→ **Short task**
Pull every line containing the word "this" from the records.

→ **The records**
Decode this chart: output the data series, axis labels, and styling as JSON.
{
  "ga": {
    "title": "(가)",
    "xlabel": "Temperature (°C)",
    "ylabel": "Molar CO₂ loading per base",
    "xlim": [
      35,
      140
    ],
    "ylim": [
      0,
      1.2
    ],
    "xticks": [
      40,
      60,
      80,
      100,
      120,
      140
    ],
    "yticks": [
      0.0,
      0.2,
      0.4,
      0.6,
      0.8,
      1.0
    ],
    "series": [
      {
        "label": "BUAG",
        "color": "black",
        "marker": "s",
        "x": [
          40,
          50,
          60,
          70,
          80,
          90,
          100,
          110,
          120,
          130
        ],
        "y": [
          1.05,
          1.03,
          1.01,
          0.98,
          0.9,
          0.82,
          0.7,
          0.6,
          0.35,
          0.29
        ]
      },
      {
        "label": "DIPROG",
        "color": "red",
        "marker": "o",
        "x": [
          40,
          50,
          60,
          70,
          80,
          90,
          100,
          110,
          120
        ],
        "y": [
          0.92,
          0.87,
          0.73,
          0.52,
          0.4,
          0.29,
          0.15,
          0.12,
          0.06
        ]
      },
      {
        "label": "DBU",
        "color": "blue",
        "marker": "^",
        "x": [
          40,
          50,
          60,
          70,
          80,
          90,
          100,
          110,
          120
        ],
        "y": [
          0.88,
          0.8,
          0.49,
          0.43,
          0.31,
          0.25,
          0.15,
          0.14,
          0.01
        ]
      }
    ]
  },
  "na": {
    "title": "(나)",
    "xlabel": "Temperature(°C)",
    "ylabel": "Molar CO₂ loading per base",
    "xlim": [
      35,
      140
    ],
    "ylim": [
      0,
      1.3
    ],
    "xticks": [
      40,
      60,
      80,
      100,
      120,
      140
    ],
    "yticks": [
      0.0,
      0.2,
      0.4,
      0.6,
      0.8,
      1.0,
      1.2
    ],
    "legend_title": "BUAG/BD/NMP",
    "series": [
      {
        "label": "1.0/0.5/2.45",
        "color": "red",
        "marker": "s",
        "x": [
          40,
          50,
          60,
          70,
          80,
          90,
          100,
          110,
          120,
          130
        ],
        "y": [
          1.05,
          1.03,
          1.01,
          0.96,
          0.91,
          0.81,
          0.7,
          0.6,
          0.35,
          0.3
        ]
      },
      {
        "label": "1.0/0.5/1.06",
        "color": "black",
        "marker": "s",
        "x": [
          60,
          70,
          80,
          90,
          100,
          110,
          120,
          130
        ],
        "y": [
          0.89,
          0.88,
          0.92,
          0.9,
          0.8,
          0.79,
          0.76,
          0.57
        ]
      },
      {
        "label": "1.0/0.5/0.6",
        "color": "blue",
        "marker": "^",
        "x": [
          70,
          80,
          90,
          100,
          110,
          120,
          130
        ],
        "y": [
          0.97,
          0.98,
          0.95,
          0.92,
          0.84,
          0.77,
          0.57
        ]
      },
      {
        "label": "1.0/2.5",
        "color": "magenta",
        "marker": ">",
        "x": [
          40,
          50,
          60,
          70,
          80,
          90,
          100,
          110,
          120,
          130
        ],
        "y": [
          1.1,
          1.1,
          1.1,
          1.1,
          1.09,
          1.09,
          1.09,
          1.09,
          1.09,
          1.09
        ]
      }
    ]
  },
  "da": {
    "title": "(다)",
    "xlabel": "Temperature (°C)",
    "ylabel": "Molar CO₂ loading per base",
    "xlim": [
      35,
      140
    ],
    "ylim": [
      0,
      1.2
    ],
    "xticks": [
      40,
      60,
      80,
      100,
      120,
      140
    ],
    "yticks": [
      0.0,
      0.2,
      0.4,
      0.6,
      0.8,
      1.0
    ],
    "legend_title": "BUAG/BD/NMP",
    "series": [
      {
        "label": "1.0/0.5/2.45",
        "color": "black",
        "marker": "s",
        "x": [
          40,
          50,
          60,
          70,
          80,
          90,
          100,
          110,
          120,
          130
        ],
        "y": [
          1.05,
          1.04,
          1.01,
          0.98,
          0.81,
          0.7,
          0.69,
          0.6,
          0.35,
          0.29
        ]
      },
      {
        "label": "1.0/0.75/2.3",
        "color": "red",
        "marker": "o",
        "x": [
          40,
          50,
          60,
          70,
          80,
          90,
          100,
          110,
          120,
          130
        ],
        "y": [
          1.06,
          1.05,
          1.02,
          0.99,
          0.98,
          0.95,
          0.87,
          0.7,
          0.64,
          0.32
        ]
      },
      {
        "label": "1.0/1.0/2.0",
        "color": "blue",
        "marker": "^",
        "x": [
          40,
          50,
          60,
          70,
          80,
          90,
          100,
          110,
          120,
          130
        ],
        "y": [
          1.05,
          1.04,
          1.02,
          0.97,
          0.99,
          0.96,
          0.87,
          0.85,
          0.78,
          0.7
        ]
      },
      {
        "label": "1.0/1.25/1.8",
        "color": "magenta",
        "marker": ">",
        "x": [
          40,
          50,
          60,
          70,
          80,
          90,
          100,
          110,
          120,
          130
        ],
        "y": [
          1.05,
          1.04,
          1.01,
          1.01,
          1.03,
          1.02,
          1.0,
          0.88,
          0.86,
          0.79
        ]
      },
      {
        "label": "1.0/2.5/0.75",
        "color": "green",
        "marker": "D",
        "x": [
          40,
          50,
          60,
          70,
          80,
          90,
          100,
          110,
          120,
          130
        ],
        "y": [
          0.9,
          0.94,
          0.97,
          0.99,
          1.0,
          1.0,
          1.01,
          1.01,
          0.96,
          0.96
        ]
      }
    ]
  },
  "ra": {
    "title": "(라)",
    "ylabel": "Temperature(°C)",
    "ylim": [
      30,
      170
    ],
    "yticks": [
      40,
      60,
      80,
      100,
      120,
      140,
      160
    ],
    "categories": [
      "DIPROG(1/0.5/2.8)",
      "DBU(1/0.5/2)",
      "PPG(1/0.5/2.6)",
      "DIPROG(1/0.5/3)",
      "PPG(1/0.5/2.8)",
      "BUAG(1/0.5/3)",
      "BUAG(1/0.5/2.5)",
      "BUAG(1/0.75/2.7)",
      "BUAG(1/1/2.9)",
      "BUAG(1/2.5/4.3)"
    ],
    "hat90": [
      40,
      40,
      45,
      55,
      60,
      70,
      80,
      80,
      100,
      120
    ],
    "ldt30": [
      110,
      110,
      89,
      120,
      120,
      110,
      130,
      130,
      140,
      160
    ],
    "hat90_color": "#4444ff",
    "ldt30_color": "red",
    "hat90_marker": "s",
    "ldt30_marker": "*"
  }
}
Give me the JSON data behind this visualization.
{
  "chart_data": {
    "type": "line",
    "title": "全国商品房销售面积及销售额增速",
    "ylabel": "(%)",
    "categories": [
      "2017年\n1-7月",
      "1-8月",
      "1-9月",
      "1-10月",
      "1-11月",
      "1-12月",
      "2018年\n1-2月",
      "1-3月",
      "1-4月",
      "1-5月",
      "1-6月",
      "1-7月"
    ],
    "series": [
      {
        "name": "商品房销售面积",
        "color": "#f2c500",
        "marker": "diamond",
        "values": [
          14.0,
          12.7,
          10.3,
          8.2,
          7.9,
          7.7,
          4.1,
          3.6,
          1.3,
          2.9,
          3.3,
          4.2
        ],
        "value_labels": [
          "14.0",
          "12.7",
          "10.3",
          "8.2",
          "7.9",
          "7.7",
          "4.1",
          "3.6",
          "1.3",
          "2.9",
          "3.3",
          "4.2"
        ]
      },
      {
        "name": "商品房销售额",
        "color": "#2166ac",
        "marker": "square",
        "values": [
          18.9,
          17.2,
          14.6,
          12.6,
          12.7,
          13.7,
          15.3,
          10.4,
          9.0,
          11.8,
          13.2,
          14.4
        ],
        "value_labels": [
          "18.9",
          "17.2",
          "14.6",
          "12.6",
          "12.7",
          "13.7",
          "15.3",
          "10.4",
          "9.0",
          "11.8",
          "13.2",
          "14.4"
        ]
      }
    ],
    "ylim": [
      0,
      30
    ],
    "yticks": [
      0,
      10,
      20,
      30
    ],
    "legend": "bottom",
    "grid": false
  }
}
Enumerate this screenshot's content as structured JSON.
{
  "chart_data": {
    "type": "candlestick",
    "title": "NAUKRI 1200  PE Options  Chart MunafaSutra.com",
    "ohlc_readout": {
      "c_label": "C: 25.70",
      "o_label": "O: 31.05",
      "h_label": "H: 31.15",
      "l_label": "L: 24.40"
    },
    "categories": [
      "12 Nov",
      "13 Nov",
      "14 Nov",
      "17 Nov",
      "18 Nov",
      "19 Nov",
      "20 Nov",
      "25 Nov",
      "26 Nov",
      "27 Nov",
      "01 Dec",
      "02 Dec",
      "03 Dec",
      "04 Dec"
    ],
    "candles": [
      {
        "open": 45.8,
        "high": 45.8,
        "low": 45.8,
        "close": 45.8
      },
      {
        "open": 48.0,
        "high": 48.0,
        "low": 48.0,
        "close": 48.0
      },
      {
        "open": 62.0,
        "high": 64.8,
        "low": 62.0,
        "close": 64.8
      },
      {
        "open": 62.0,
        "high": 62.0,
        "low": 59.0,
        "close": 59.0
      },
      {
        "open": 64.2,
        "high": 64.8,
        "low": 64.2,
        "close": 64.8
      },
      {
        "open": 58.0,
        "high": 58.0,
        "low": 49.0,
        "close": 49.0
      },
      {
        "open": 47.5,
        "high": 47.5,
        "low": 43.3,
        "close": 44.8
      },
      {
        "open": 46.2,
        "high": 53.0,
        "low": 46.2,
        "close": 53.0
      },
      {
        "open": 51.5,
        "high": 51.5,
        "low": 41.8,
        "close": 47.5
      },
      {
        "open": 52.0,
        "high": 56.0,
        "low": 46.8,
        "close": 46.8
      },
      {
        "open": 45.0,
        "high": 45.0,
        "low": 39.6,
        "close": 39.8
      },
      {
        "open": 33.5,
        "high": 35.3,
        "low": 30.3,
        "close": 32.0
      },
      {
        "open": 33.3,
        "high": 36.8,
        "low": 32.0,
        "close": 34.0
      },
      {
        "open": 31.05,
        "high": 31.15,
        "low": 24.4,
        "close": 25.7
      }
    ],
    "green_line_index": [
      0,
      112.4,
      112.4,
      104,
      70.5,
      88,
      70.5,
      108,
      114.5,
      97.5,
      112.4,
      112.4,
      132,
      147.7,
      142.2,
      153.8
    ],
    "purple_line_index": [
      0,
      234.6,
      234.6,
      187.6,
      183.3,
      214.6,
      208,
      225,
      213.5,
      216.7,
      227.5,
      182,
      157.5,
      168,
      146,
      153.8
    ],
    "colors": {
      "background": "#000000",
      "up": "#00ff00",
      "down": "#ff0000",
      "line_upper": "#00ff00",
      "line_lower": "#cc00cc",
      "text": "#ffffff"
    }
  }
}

→ **Completed exercise**
Decode this chart: output the data series, axis labels, and styling as JSON.
Give me the JSON data behind this visualization.
Enumerate this screenshot's content as structured JSON.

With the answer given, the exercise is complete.